[DATASET start]

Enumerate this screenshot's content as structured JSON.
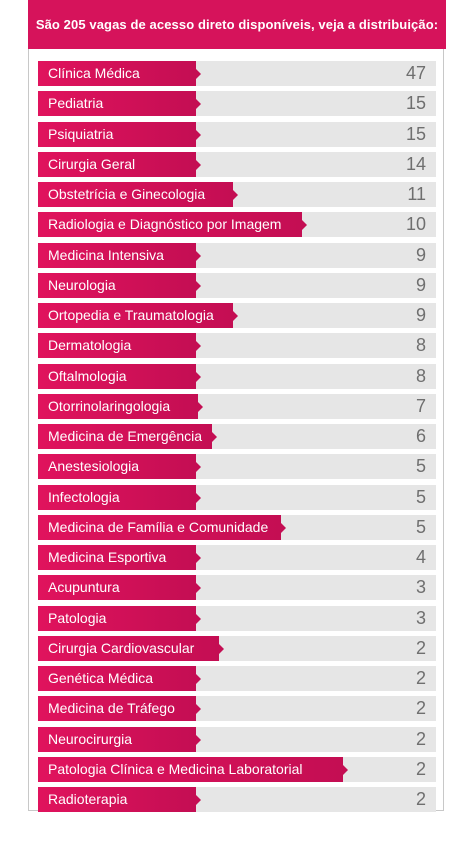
{
  "header": {
    "title": "São 205 vagas de acesso direto disponíveis, veja a distribuição:"
  },
  "chart_data": {
    "type": "bar",
    "orientation": "horizontal",
    "title": "São 205 vagas de acesso direto disponíveis, veja a distribuição:",
    "categories": [
      "Clínica Médica",
      "Pediatria",
      "Psiquiatria",
      "Cirurgia Geral",
      "Obstetrícia e Ginecologia",
      "Radiologia e Diagnóstico por Imagem",
      "Medicina Intensiva",
      "Neurologia",
      "Ortopedia e Traumatologia",
      "Dermatologia",
      "Oftalmologia",
      "Otorrinolaringologia",
      "Medicina de Emergência",
      "Anestesiologia",
      "Infectologia",
      "Medicina de Família e Comunidade",
      "Medicina Esportiva",
      "Acupuntura",
      "Patologia",
      "Cirurgia Cardiovascular",
      "Genética Médica",
      "Medicina de Tráfego",
      "Neurocirurgia",
      "Patologia Clínica e Medicina Laboratorial",
      "Radioterapia"
    ],
    "values": [
      47,
      15,
      15,
      14,
      11,
      10,
      9,
      9,
      9,
      8,
      8,
      7,
      6,
      5,
      5,
      5,
      4,
      3,
      3,
      2,
      2,
      2,
      2,
      2,
      2
    ],
    "value_labels": [
      "47",
      "15",
      "15",
      "14",
      "11",
      "10",
      "9",
      "9",
      "9",
      "8",
      "8",
      "7",
      "6",
      "5",
      "5",
      "5",
      "4",
      "3",
      "3",
      "2",
      "2",
      "2",
      "2",
      "2",
      "2"
    ],
    "colors": {
      "bar": "#d6135b",
      "track": "#e6e6e6",
      "value_text": "#6f6f6f",
      "label_text": "#ffffff"
    }
  }
}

[DATASET end]

Transcribe the records above exactly, leaving out every picture.

* **WORKED SOLUTION**
Enumerate this screenshot's content as structured JSON.
{
  "header": {
    "title": "São 205 vagas de acesso direto disponíveis, veja a distribuição:"
  },
  "chart_data": {
    "type": "bar",
    "orientation": "horizontal",
    "title": "São 205 vagas de acesso direto disponíveis, veja a distribuição:",
    "categories": [
      "Clínica Médica",
      "Pediatria",
      "Psiquiatria",
      "Cirurgia Geral",
      "Obstetrícia e Ginecologia",
      "Radiologia e Diagnóstico por Imagem",
      "Medicina Intensiva",
      "Neurologia",
      "Ortopedia e Traumatologia",
      "Dermatologia",
      "Oftalmologia",
      "Otorrinolaringologia",
      "Medicina de Emergência",
      "Anestesiologia",
      "Infectologia",
      "Medicina de Família e Comunidade",
      "Medicina Esportiva",
      "Acupuntura",
      "Patologia",
      "Cirurgia Cardiovascular",
      "Genética Médica",
      "Medicina de Tráfego",
      "Neurocirurgia",
      "Patologia Clínica e Medicina Laboratorial",
      "Radioterapia"
    ],
    "values": [
      47,
      15,
      15,
      14,
      11,
      10,
      9,
      9,
      9,
      8,
      8,
      7,
      6,
      5,
      5,
      5,
      4,
      3,
      3,
      2,
      2,
      2,
      2,
      2,
      2
    ],
    "value_labels": [
      "47",
      "15",
      "15",
      "14",
      "11",
      "10",
      "9",
      "9",
      "9",
      "8",
      "8",
      "7",
      "6",
      "5",
      "5",
      "5",
      "4",
      "3",
      "3",
      "2",
      "2",
      "2",
      "2",
      "2",
      "2"
    ],
    "colors": {
      "bar": "#d6135b",
      "track": "#e6e6e6",
      "value_text": "#6f6f6f",
      "label_text": "#ffffff"
    }
  }
}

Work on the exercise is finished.